▶ [Set exercise]: Please print every record below exactly as it appears.

▶ [Stored data]:
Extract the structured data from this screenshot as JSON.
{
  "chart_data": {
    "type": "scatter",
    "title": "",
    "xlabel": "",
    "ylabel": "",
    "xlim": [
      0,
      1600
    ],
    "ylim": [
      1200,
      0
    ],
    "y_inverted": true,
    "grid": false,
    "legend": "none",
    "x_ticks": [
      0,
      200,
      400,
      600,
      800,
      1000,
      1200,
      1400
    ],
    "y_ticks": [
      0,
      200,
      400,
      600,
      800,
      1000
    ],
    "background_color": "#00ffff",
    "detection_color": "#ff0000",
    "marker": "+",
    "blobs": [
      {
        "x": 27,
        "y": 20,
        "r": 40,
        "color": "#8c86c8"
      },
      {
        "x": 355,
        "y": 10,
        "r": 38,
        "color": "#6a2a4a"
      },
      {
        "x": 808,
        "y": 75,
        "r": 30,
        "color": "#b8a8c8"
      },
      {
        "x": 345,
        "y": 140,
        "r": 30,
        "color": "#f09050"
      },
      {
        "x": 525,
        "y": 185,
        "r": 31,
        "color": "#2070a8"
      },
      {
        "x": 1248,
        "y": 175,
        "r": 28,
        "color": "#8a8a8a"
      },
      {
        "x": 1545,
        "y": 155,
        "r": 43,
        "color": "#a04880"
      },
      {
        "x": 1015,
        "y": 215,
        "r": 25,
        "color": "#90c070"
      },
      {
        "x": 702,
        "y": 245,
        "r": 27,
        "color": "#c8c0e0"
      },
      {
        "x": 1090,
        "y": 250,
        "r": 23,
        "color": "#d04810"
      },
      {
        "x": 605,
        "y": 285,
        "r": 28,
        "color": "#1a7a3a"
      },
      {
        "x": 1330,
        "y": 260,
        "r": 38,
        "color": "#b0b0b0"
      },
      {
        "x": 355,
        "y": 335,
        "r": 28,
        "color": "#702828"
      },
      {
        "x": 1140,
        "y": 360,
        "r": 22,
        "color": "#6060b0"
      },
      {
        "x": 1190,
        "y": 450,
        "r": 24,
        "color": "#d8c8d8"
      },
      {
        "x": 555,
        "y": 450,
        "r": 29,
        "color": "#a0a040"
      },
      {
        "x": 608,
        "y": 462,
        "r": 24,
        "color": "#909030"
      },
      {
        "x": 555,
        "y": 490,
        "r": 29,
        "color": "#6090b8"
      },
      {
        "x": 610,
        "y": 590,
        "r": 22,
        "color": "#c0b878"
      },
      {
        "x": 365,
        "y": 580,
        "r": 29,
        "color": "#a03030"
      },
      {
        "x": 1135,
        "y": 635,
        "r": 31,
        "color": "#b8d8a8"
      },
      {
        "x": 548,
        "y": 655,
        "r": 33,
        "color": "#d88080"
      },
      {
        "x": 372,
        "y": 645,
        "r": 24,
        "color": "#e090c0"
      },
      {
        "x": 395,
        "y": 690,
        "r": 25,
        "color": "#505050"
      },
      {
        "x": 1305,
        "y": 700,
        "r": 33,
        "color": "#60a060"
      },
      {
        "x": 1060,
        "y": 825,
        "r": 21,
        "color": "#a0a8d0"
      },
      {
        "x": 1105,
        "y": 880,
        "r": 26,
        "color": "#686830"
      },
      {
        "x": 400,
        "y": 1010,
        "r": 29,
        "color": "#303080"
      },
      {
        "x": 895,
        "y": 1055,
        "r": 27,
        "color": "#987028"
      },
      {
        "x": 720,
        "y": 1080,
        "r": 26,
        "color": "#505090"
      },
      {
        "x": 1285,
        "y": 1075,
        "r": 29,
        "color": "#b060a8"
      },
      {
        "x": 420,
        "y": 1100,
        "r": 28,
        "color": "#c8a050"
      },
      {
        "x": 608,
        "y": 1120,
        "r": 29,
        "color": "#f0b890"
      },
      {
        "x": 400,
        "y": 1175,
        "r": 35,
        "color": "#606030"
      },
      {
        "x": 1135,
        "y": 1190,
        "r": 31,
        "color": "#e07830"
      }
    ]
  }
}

▶ [Task solution]:
Extract the structured data from this screenshot as JSON.
{
  "chart_data": {
    "type": "scatter",
    "title": "",
    "xlabel": "",
    "ylabel": "",
    "xlim": [
      0,
      1600
    ],
    "ylim": [
      1200,
      0
    ],
    "y_inverted": true,
    "grid": false,
    "legend": "none",
    "x_ticks": [
      0,
      200,
      400,
      600,
      800,
      1000,
      1200,
      1400
    ],
    "y_ticks": [
      0,
      200,
      400,
      600,
      800,
      1000
    ],
    "background_color": "#00ffff",
    "detection_color": "#ff0000",
    "marker": "+",
    "blobs": [
      {
        "x": 27,
        "y": 20,
        "r": 40,
        "color": "#8c86c8"
      },
      {
        "x": 355,
        "y": 10,
        "r": 38,
        "color": "#6a2a4a"
      },
      {
        "x": 808,
        "y": 75,
        "r": 30,
        "color": "#b8a8c8"
      },
      {
        "x": 345,
        "y": 140,
        "r": 30,
        "color": "#f09050"
      },
      {
        "x": 525,
        "y": 185,
        "r": 31,
        "color": "#2070a8"
      },
      {
        "x": 1248,
        "y": 175,
        "r": 28,
        "color": "#8a8a8a"
      },
      {
        "x": 1545,
        "y": 155,
        "r": 43,
        "color": "#a04880"
      },
      {
        "x": 1015,
        "y": 215,
        "r": 25,
        "color": "#90c070"
      },
      {
        "x": 702,
        "y": 245,
        "r": 27,
        "color": "#c8c0e0"
      },
      {
        "x": 1090,
        "y": 250,
        "r": 23,
        "color": "#d04810"
      },
      {
        "x": 605,
        "y": 285,
        "r": 28,
        "color": "#1a7a3a"
      },
      {
        "x": 1330,
        "y": 260,
        "r": 38,
        "color": "#b0b0b0"
      },
      {
        "x": 355,
        "y": 335,
        "r": 28,
        "color": "#702828"
      },
      {
        "x": 1140,
        "y": 360,
        "r": 22,
        "color": "#6060b0"
      },
      {
        "x": 1190,
        "y": 450,
        "r": 24,
        "color": "#d8c8d8"
      },
      {
        "x": 555,
        "y": 450,
        "r": 29,
        "color": "#a0a040"
      },
      {
        "x": 608,
        "y": 462,
        "r": 24,
        "color": "#909030"
      },
      {
        "x": 555,
        "y": 490,
        "r": 29,
        "color": "#6090b8"
      },
      {
        "x": 610,
        "y": 590,
        "r": 22,
        "color": "#c0b878"
      },
      {
        "x": 365,
        "y": 580,
        "r": 29,
        "color": "#a03030"
      },
      {
        "x": 1135,
        "y": 635,
        "r": 31,
        "color": "#b8d8a8"
      },
      {
        "x": 548,
        "y": 655,
        "r": 33,
        "color": "#d88080"
      },
      {
        "x": 372,
        "y": 645,
        "r": 24,
        "color": "#e090c0"
      },
      {
        "x": 395,
        "y": 690,
        "r": 25,
        "color": "#505050"
      },
      {
        "x": 1305,
        "y": 700,
        "r": 33,
        "color": "#60a060"
      },
      {
        "x": 1060,
        "y": 825,
        "r": 21,
        "color": "#a0a8d0"
      },
      {
        "x": 1105,
        "y": 880,
        "r": 26,
        "color": "#686830"
      },
      {
        "x": 400,
        "y": 1010,
        "r": 29,
        "color": "#303080"
      },
      {
        "x": 895,
        "y": 1055,
        "r": 27,
        "color": "#987028"
      },
      {
        "x": 720,
        "y": 1080,
        "r": 26,
        "color": "#505090"
      },
      {
        "x": 1285,
        "y": 1075,
        "r": 29,
        "color": "#b060a8"
      },
      {
        "x": 420,
        "y": 1100,
        "r": 28,
        "color": "#c8a050"
      },
      {
        "x": 608,
        "y": 1120,
        "r": 29,
        "color": "#f0b890"
      },
      {
        "x": 400,
        "y": 1175,
        "r": 35,
        "color": "#606030"
      },
      {
        "x": 1135,
        "y": 1190,
        "r": 31,
        "color": "#e07830"
      }
    ]
  }
}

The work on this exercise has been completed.